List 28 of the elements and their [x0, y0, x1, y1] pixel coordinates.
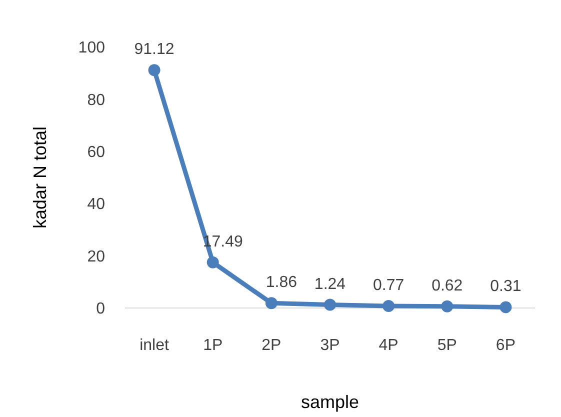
point [265, 297, 278, 310]
x-tick-label: inlet [140, 337, 170, 354]
point [500, 301, 512, 314]
y-tick-label: 20 [87, 248, 106, 266]
x-tick-label: 4P [378, 337, 398, 354]
point [206, 256, 219, 268]
x-tick-label: 5P [437, 337, 457, 354]
point [441, 300, 454, 312]
y-axis-title: kadar N total [30, 126, 50, 229]
data-label: 0.31 [490, 278, 522, 296]
x-axis-title: sample [300, 392, 360, 412]
point [324, 298, 336, 311]
y-tick-label: 0 [96, 300, 106, 318]
y-tick-label: 80 [87, 92, 106, 109]
data-label: 1.24 [314, 276, 346, 293]
x-tick-label: 2P [262, 337, 282, 354]
point [148, 64, 160, 76]
data-label: 1.86 [266, 274, 298, 292]
x-tick-label: 6P [496, 337, 516, 354]
data-label: 0.77 [373, 276, 404, 294]
data-label: 91.12 [134, 41, 174, 58]
data-label: 0.62 [432, 277, 463, 294]
x-tick-label: 1P [203, 337, 223, 354]
x-tick-label: 3P [320, 337, 340, 354]
y-tick-label: 100 [78, 40, 106, 57]
point [382, 300, 395, 312]
y-tick-label: 40 [87, 196, 106, 214]
y-tick-label: 60 [87, 144, 106, 161]
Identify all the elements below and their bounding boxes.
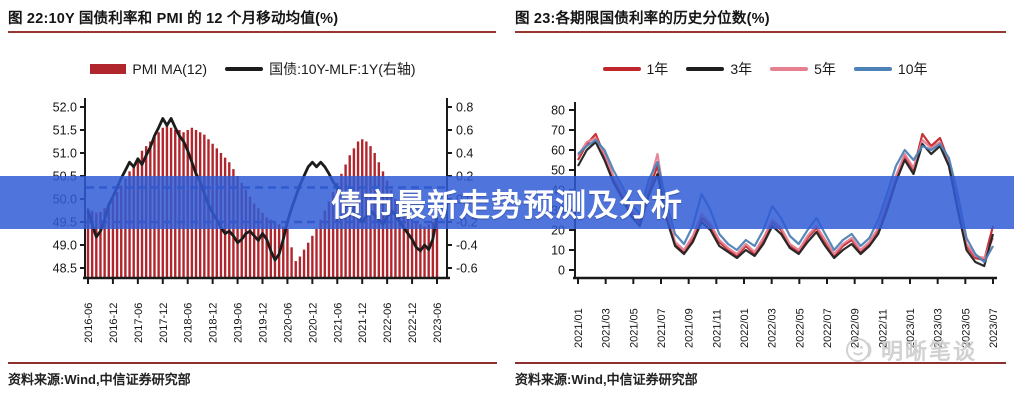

-*-*-

→ **PROBLEM DETAILS**
Copy every line of the items above word for word, leaving out the pictures.

→ **CORRECT OUTPUT**
List 28 of the elements and their [x0, y0, x1, y1] pixel coordinates.
point [265, 297, 278, 310]
x-tick-label: inlet [140, 337, 170, 354]
point [500, 301, 512, 314]
y-tick-label: 20 [87, 248, 106, 266]
x-tick-label: 4P [378, 337, 398, 354]
point [206, 256, 219, 268]
x-tick-label: 5P [437, 337, 457, 354]
point [441, 300, 454, 312]
y-axis-title: kadar N total [30, 126, 50, 229]
data-label: 0.31 [490, 278, 522, 296]
x-axis-title: sample [300, 392, 360, 412]
point [324, 298, 336, 311]
y-tick-label: 0 [96, 300, 106, 318]
y-tick-label: 80 [87, 92, 106, 109]
data-label: 1.24 [314, 276, 346, 293]
x-tick-label: 2P [262, 337, 282, 354]
point [148, 64, 160, 76]
data-label: 1.86 [266, 274, 298, 292]
x-tick-label: 6P [496, 337, 516, 354]
data-label: 0.77 [373, 276, 404, 294]
data-label: 91.12 [134, 41, 174, 58]
data-label: 0.62 [432, 277, 463, 294]
x-tick-label: 1P [203, 337, 223, 354]
x-tick-label: 3P [320, 337, 340, 354]
y-tick-label: 100 [78, 40, 106, 57]
point [382, 300, 395, 312]
y-tick-label: 40 [87, 196, 106, 214]
y-tick-label: 60 [87, 144, 106, 161]
Identify all the elements below and their bounding boxes.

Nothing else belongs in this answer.